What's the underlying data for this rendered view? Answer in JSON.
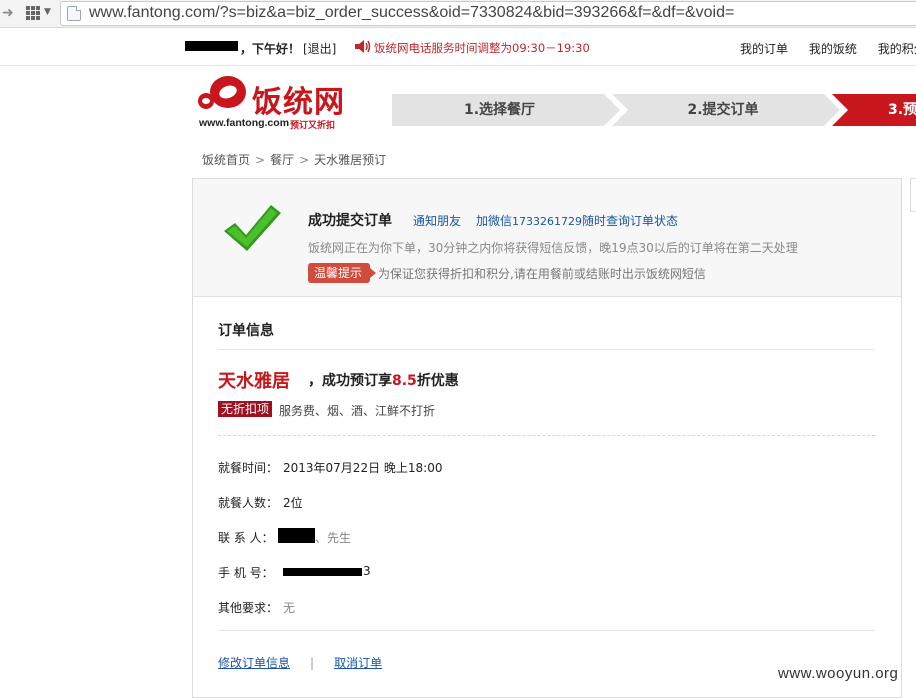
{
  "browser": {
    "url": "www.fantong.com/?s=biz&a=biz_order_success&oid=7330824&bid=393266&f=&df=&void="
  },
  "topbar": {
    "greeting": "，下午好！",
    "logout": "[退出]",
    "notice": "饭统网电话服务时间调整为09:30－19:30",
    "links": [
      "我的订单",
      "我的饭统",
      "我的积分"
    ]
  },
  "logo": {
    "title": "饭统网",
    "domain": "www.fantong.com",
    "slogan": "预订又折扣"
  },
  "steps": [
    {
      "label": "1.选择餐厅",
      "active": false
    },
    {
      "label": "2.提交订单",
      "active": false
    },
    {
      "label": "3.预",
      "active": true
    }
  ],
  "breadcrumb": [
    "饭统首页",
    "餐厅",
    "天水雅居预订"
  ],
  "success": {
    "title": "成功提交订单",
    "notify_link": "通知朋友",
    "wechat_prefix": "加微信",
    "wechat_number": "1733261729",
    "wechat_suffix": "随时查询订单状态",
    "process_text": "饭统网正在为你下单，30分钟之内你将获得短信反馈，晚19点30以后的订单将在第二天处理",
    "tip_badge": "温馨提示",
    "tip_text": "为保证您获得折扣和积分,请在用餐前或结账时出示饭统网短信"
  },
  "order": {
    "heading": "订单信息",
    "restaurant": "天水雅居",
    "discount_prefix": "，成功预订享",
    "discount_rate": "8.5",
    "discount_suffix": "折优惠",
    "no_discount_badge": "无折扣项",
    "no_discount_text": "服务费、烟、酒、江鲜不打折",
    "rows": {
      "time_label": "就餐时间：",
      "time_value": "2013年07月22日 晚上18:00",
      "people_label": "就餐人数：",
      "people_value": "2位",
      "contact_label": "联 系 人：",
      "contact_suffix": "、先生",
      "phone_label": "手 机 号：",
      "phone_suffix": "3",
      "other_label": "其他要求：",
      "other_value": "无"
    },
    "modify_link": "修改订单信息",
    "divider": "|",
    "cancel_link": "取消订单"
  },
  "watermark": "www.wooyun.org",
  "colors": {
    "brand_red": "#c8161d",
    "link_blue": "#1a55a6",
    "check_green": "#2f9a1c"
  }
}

* Objective:
Repeat each line of the records above exactly, but do not copy the pictures.

* Result:
What's the underlying data for this rendered view? Answer in JSON.
{
  "browser": {
    "url": "www.fantong.com/?s=biz&a=biz_order_success&oid=7330824&bid=393266&f=&df=&void="
  },
  "topbar": {
    "greeting": "，下午好！",
    "logout": "[退出]",
    "notice": "饭统网电话服务时间调整为09:30－19:30",
    "links": [
      "我的订单",
      "我的饭统",
      "我的积分"
    ]
  },
  "logo": {
    "title": "饭统网",
    "domain": "www.fantong.com",
    "slogan": "预订又折扣"
  },
  "steps": [
    {
      "label": "1.选择餐厅",
      "active": false
    },
    {
      "label": "2.提交订单",
      "active": false
    },
    {
      "label": "3.预",
      "active": true
    }
  ],
  "breadcrumb": [
    "饭统首页",
    "餐厅",
    "天水雅居预订"
  ],
  "success": {
    "title": "成功提交订单",
    "notify_link": "通知朋友",
    "wechat_prefix": "加微信",
    "wechat_number": "1733261729",
    "wechat_suffix": "随时查询订单状态",
    "process_text": "饭统网正在为你下单，30分钟之内你将获得短信反馈，晚19点30以后的订单将在第二天处理",
    "tip_badge": "温馨提示",
    "tip_text": "为保证您获得折扣和积分,请在用餐前或结账时出示饭统网短信"
  },
  "order": {
    "heading": "订单信息",
    "restaurant": "天水雅居",
    "discount_prefix": "，成功预订享",
    "discount_rate": "8.5",
    "discount_suffix": "折优惠",
    "no_discount_badge": "无折扣项",
    "no_discount_text": "服务费、烟、酒、江鲜不打折",
    "rows": {
      "time_label": "就餐时间：",
      "time_value": "2013年07月22日 晚上18:00",
      "people_label": "就餐人数：",
      "people_value": "2位",
      "contact_label": "联 系 人：",
      "contact_suffix": "、先生",
      "phone_label": "手 机 号：",
      "phone_suffix": "3",
      "other_label": "其他要求：",
      "other_value": "无"
    },
    "modify_link": "修改订单信息",
    "divider": "|",
    "cancel_link": "取消订单"
  },
  "watermark": "www.wooyun.org",
  "colors": {
    "brand_red": "#c8161d",
    "link_blue": "#1a55a6",
    "check_green": "#2f9a1c"
  }
}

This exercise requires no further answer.